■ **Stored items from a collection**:
** BEGIN **
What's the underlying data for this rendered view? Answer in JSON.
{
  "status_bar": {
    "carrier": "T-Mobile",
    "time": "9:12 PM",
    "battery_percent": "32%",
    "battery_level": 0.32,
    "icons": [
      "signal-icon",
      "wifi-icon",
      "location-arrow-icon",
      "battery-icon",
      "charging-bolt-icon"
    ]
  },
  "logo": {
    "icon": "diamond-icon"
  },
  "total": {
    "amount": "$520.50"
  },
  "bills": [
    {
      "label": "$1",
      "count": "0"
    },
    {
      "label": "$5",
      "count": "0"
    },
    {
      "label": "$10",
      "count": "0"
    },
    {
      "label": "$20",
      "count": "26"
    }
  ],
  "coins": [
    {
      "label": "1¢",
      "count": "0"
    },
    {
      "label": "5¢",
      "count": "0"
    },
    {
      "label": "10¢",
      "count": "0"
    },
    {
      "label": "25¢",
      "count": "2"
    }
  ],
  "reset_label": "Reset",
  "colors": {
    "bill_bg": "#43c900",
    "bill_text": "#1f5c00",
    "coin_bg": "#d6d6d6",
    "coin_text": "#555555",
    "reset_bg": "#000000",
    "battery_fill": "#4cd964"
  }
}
** END **
Each record above should be returned exactly as it appears.

What's the underlying data for this rendered view? Answer in JSON.
{
  "status_bar": {
    "carrier": "T-Mobile",
    "time": "9:12 PM",
    "battery_percent": "32%",
    "battery_level": 0.32,
    "icons": [
      "signal-icon",
      "wifi-icon",
      "location-arrow-icon",
      "battery-icon",
      "charging-bolt-icon"
    ]
  },
  "logo": {
    "icon": "diamond-icon"
  },
  "total": {
    "amount": "$520.50"
  },
  "bills": [
    {
      "label": "$1",
      "count": "0"
    },
    {
      "label": "$5",
      "count": "0"
    },
    {
      "label": "$10",
      "count": "0"
    },
    {
      "label": "$20",
      "count": "26"
    }
  ],
  "coins": [
    {
      "label": "1¢",
      "count": "0"
    },
    {
      "label": "5¢",
      "count": "0"
    },
    {
      "label": "10¢",
      "count": "0"
    },
    {
      "label": "25¢",
      "count": "2"
    }
  ],
  "reset_label": "Reset",
  "colors": {
    "bill_bg": "#43c900",
    "bill_text": "#1f5c00",
    "coin_bg": "#d6d6d6",
    "coin_text": "#555555",
    "reset_bg": "#000000",
    "battery_fill": "#4cd964"
  }
}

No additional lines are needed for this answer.